## TASK TO CARRY OUT
Give the listing again exactly, omitting its images.

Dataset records
+--

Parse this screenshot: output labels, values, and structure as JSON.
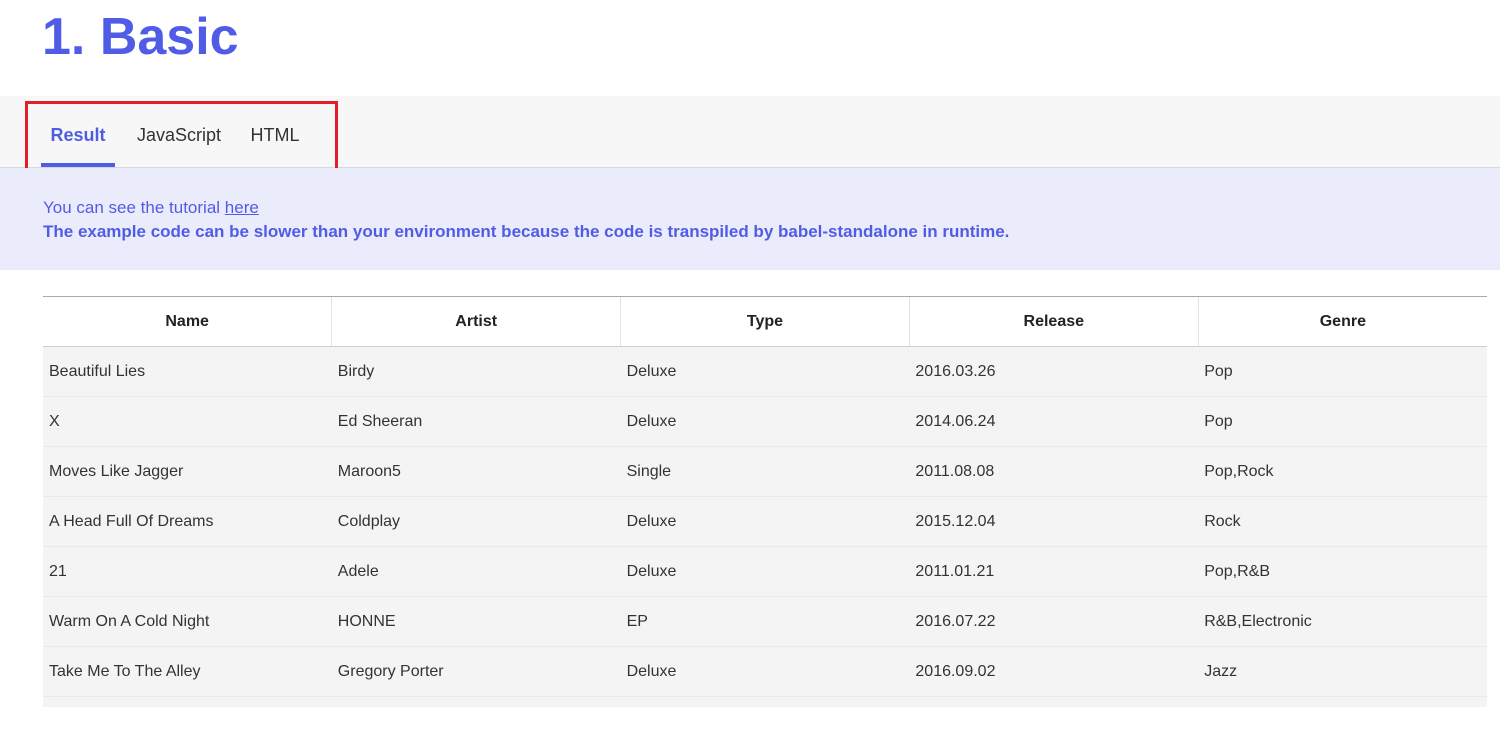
{
  "page": {
    "title": "1. Basic"
  },
  "tabs": [
    {
      "label": "Result",
      "active": true
    },
    {
      "label": "JavaScript",
      "active": false
    },
    {
      "label": "HTML",
      "active": false
    }
  ],
  "notice": {
    "line1_prefix": "You can see the tutorial ",
    "line1_link": "here",
    "line2": "The example code can be slower than your environment because the code is transpiled by babel-standalone in runtime."
  },
  "grid": {
    "columns": [
      "Name",
      "Artist",
      "Type",
      "Release",
      "Genre"
    ],
    "rows": [
      [
        "Beautiful Lies",
        "Birdy",
        "Deluxe",
        "2016.03.26",
        "Pop"
      ],
      [
        "X",
        "Ed Sheeran",
        "Deluxe",
        "2014.06.24",
        "Pop"
      ],
      [
        "Moves Like Jagger",
        "Maroon5",
        "Single",
        "2011.08.08",
        "Pop,Rock"
      ],
      [
        "A Head Full Of Dreams",
        "Coldplay",
        "Deluxe",
        "2015.12.04",
        "Rock"
      ],
      [
        "21",
        "Adele",
        "Deluxe",
        "2011.01.21",
        "Pop,R&B"
      ],
      [
        "Warm On A Cold Night",
        "HONNE",
        "EP",
        "2016.07.22",
        "R&B,Electronic"
      ],
      [
        "Take Me To The Alley",
        "Gregory Porter",
        "Deluxe",
        "2016.09.02",
        "Jazz"
      ]
    ]
  },
  "colors": {
    "accent": "#515ce6",
    "highlight": "#e21e2b",
    "notice_bg": "#ebecfb"
  }
}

+--

## PROBLEM SOLUTION
Parse this screenshot: output labels, values, and structure as JSON.
{
  "page": {
    "title": "1. Basic"
  },
  "tabs": [
    {
      "label": "Result",
      "active": true
    },
    {
      "label": "JavaScript",
      "active": false
    },
    {
      "label": "HTML",
      "active": false
    }
  ],
  "notice": {
    "line1_prefix": "You can see the tutorial ",
    "line1_link": "here",
    "line2": "The example code can be slower than your environment because the code is transpiled by babel-standalone in runtime."
  },
  "grid": {
    "columns": [
      "Name",
      "Artist",
      "Type",
      "Release",
      "Genre"
    ],
    "rows": [
      [
        "Beautiful Lies",
        "Birdy",
        "Deluxe",
        "2016.03.26",
        "Pop"
      ],
      [
        "X",
        "Ed Sheeran",
        "Deluxe",
        "2014.06.24",
        "Pop"
      ],
      [
        "Moves Like Jagger",
        "Maroon5",
        "Single",
        "2011.08.08",
        "Pop,Rock"
      ],
      [
        "A Head Full Of Dreams",
        "Coldplay",
        "Deluxe",
        "2015.12.04",
        "Rock"
      ],
      [
        "21",
        "Adele",
        "Deluxe",
        "2011.01.21",
        "Pop,R&B"
      ],
      [
        "Warm On A Cold Night",
        "HONNE",
        "EP",
        "2016.07.22",
        "R&B,Electronic"
      ],
      [
        "Take Me To The Alley",
        "Gregory Porter",
        "Deluxe",
        "2016.09.02",
        "Jazz"
      ]
    ]
  },
  "colors": {
    "accent": "#515ce6",
    "highlight": "#e21e2b",
    "notice_bg": "#ebecfb"
  }
}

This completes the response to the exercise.